Page extract

Khruba Siwichai (, also spelled Sriwichai) was a Thai Buddhist monk born in 1878 in the village of Ban Pang, Li District, in Lamphun Province of northern Thailand. Siwichai is best known for the building of many temples during his time, his charismatic and personalistic character, and his political conflict with local authorities.

Early life and rise to monkhood 
Siwichai was born to a humble peasant family in Ban Pang. Early accounts suggest that on the particular day that he was born there was a heavy thunderstorm and rain and was thus given the name of Fuen, "quake" or Fahong, "thunder". Given the context of his birth, many around his village accredited him as the phu mee boon or a person having merit. As a child, Fahong has been described to have compassion with all beings. Previous biographies cite that as a child he would release the animals that his father caught for cooking or beg him to not hit fish as their heads would hurt.

From an early age, Fehong expressed a serious interest in Buddhism as he believed that his family's present state of poverty was a consequence of his misbehavior in his previous life and became a well behaved monk so his parents would have a better life. He was ordained as a novice (samanera) at the age of 18 at the local temple in the village of Ban Pang. Fahong was ordained as a monk in 1899 at Wat Ban Hong Luang at which point the took a religious name of Phra Siwichai  and went on to study with his first teacher, Khruba Khattiya in Wat Bang Pan.

As a student, the Khruba was known to have great respect and reverence towards the science of magic and spells. Additionally,  Khruba Siwichai gained reputation for his asceticism. Traditional accounts of his early career suggest Khruba Siwichai was an exemplary Buddhist monk, eating only one vegetarian meal a day and refraining from "habit-forming practices as chewing betel and fermented tea leaves, and smoking". His generosity and compassion were evident to everyone around him. One of his biographers Sanga Suphapha said the following: 
He showed compassion and mercy towards anyone who appealed to him ... he did nothing that was useful to himself. He was not a monk of rank, but only a monk of the people ... As a result he was always moving about, doing useful things wherever he went ... They were things that led Buddhists to rejoice that a monk with the wide heart of a Bodhisattva had been born into the world.

Short task 1
According to the Khruba Siwichai text, in what year was he ordained as a monk?
Short task 2
Supply the next part of the Khruba Siwichai text, starting after its final sentence.
The records are drawn from a different source.

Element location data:
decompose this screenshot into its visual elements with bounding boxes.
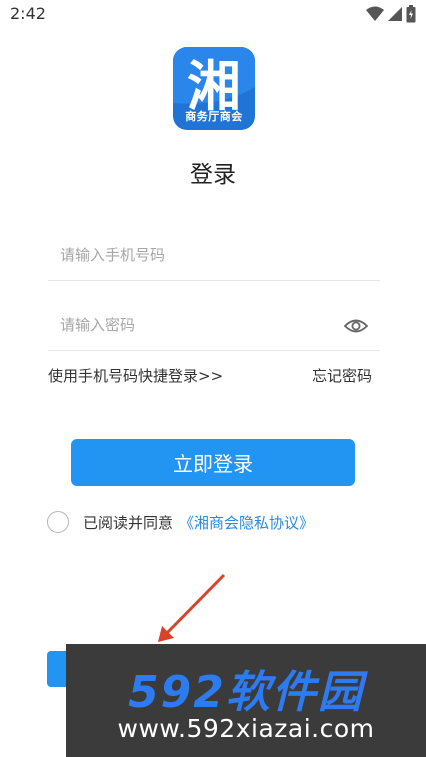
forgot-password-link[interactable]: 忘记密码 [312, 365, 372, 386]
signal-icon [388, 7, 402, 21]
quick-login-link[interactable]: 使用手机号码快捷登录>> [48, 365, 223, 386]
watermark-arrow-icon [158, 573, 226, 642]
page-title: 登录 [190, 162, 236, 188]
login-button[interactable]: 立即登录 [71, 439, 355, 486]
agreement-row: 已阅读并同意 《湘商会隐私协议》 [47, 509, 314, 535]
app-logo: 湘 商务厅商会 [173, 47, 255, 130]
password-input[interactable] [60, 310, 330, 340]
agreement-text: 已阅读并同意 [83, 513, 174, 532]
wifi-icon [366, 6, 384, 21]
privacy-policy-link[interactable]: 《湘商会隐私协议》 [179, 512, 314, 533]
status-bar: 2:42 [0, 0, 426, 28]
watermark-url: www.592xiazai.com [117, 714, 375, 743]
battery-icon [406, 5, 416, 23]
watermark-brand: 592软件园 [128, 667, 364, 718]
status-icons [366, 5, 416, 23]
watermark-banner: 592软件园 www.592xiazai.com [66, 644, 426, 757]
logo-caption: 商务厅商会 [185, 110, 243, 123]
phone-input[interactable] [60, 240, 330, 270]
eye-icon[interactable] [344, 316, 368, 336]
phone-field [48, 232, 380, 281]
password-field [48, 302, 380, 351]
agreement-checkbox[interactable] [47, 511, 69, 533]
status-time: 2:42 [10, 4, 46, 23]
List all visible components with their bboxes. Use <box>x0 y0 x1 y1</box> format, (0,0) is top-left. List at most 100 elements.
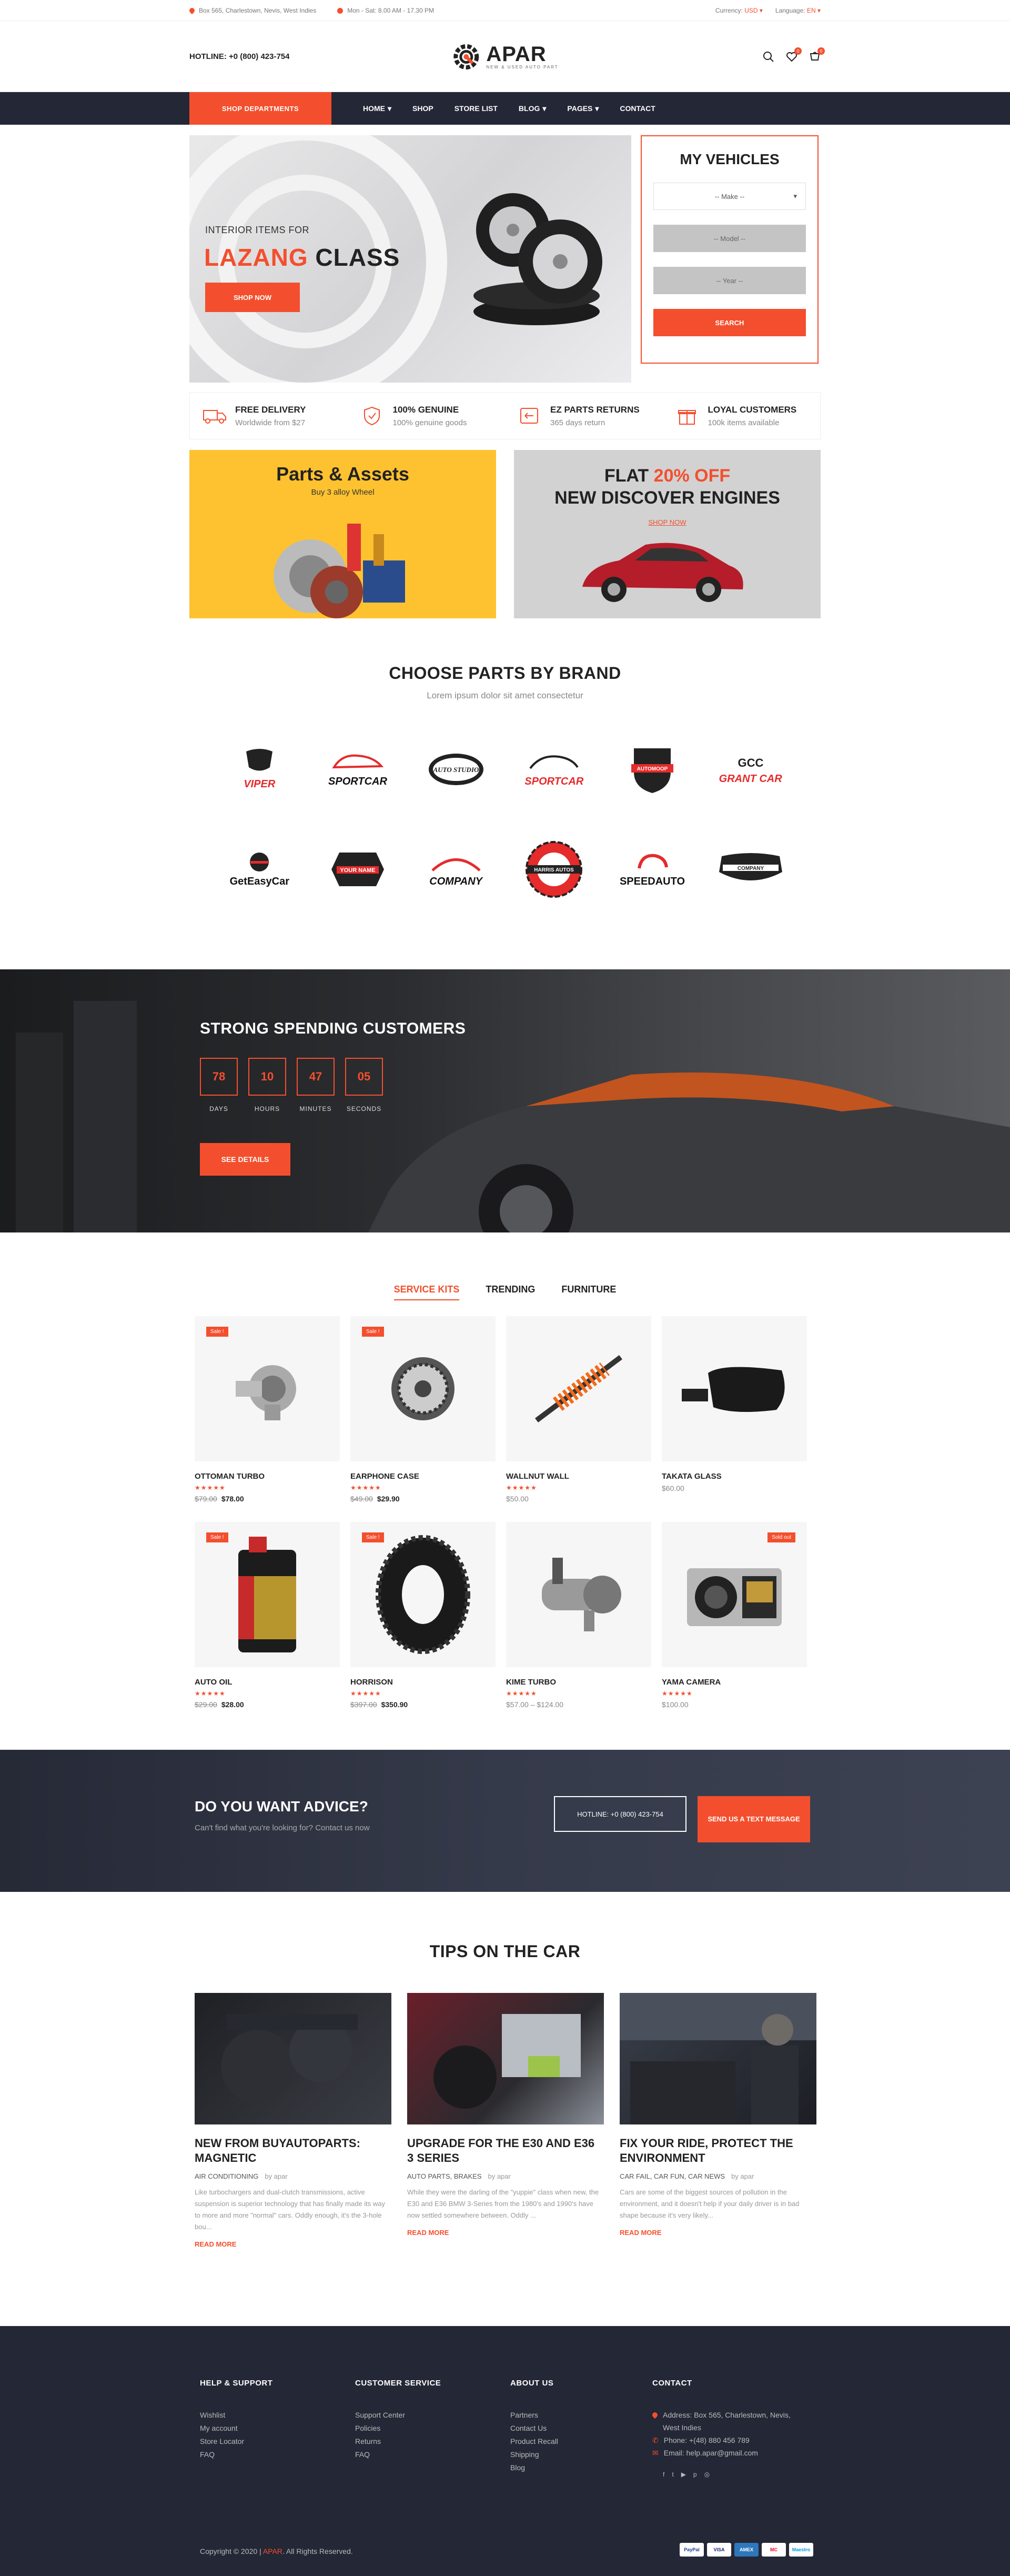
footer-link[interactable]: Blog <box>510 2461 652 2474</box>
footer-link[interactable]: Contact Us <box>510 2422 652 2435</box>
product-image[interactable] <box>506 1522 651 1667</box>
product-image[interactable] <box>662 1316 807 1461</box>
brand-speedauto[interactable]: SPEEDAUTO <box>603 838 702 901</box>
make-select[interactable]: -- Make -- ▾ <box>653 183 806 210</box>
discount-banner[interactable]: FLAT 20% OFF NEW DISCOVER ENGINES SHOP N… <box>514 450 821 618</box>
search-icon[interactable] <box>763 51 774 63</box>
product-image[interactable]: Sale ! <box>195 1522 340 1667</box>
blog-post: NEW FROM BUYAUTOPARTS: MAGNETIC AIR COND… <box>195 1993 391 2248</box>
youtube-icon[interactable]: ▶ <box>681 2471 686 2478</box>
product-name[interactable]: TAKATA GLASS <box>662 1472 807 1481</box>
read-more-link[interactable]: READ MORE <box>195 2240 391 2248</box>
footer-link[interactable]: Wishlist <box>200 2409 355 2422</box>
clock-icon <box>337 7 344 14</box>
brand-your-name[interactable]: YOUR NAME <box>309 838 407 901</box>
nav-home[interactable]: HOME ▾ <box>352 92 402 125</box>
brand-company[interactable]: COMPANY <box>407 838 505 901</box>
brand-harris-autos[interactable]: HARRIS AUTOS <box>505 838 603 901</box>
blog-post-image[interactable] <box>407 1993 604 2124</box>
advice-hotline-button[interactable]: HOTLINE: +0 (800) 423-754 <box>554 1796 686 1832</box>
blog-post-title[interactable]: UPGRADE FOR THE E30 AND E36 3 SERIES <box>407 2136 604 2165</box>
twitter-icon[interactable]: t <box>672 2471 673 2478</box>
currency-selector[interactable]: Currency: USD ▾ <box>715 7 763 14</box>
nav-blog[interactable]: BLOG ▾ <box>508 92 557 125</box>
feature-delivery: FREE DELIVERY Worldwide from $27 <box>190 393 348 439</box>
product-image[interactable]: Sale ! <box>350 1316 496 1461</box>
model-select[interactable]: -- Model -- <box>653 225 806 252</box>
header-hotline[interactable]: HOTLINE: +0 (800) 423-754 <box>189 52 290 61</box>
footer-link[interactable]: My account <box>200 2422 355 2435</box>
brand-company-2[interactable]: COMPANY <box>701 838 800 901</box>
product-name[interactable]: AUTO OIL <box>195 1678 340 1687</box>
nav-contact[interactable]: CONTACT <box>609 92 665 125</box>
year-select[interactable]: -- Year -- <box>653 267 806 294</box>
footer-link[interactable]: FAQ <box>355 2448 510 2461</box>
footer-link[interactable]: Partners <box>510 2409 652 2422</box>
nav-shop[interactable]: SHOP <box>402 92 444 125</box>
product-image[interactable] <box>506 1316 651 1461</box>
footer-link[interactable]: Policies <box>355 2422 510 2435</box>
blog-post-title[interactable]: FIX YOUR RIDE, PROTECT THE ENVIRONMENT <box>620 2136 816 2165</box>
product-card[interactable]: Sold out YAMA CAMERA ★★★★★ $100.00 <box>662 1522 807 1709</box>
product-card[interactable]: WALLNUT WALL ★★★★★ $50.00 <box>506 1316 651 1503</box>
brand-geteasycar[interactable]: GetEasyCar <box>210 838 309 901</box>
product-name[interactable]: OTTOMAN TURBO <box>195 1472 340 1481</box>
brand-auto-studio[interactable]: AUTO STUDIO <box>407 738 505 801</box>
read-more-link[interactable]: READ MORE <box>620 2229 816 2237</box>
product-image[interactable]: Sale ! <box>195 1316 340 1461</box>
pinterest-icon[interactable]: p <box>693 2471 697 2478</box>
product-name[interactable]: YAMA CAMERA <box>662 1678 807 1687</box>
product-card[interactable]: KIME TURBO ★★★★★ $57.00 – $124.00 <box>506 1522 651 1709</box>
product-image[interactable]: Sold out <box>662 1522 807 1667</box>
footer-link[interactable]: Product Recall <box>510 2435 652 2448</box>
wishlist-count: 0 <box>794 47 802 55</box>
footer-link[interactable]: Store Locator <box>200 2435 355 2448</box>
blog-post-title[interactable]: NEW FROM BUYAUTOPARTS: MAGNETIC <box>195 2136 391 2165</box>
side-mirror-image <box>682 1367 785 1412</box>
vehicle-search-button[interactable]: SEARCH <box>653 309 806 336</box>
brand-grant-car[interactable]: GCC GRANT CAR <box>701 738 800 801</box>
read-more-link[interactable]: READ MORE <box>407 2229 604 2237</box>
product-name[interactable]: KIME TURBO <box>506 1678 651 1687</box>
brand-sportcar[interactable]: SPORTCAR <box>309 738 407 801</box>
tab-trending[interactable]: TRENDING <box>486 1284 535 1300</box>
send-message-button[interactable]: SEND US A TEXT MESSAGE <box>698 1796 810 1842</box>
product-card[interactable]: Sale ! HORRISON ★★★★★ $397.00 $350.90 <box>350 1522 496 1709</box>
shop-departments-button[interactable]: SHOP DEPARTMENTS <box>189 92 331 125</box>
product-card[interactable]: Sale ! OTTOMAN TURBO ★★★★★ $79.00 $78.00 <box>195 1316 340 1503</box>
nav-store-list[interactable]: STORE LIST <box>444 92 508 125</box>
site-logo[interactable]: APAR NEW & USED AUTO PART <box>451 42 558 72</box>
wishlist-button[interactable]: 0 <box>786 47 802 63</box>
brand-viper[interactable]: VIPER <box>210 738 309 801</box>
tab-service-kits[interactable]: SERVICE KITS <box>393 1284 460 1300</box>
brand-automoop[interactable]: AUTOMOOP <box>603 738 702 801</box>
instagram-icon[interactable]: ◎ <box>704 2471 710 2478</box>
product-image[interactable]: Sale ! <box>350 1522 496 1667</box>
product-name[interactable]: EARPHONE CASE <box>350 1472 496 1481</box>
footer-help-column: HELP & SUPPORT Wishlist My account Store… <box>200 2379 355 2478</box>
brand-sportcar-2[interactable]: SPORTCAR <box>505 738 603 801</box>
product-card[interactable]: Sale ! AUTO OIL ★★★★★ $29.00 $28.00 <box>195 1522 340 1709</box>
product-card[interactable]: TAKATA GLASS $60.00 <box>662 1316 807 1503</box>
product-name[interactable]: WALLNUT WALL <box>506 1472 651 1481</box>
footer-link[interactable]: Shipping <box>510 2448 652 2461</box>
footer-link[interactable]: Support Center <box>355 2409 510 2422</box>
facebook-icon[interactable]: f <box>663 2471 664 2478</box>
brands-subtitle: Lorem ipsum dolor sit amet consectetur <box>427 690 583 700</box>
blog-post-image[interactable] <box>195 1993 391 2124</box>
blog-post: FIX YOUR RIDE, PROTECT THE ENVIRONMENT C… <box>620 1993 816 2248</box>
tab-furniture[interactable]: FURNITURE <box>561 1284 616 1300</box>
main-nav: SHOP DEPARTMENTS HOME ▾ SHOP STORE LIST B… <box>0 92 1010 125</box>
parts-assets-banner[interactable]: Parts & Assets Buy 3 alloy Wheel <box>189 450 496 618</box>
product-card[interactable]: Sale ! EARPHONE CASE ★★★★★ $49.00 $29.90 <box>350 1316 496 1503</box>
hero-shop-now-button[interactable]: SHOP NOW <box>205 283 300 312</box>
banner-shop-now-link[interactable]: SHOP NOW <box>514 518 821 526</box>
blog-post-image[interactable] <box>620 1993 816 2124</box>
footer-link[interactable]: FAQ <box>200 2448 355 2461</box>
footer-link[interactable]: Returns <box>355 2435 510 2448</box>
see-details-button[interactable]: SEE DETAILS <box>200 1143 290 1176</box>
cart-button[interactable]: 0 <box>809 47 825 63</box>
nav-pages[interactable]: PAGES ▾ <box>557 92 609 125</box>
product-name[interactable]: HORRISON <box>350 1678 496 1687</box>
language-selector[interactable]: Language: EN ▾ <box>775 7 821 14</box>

Expected output 1
1899

Expected output 2
Temple constructions 
Khruba Siwichai became the new abbot of Wat Ban Pang after the former abbot, Khruba Khattiya, passed away. Soon after, he began building a new temple and finished it in 1904, naming it Wat Sri Don Chai Sai Mun Bun Rueng even though villagers still referred to it as a Wat Ban Pang. This new temple was but the beginning of a career involving the repair and construction of more than one hundred religious and non-religious projects such as temples, roads, and bridges. Some of his more renowned monuments were temples on the top of Doi Suthep, the Suan Dok temple in Chiang Mai and the reliquary at the Camthewi temple in Lamphun. Villagers were urged to donate their money and labor as an act of merit (bun). Nationally known Buddhist monk and writer Phikkhu Panyanantha described Khruba Siwichai as a monk not of rank, but of the people and gained massive popular support and the status of a ton bun (holy men). A highly respected northern Thai monk writes: 			
					
Khruba Siwichai had done many good deeds to Buddhism. His goodness could hardly fade away from northern people' minds and especially for his many construction and renovation works. It seems that there were no other monks in this region who had done such thing like Khruba Siwichai.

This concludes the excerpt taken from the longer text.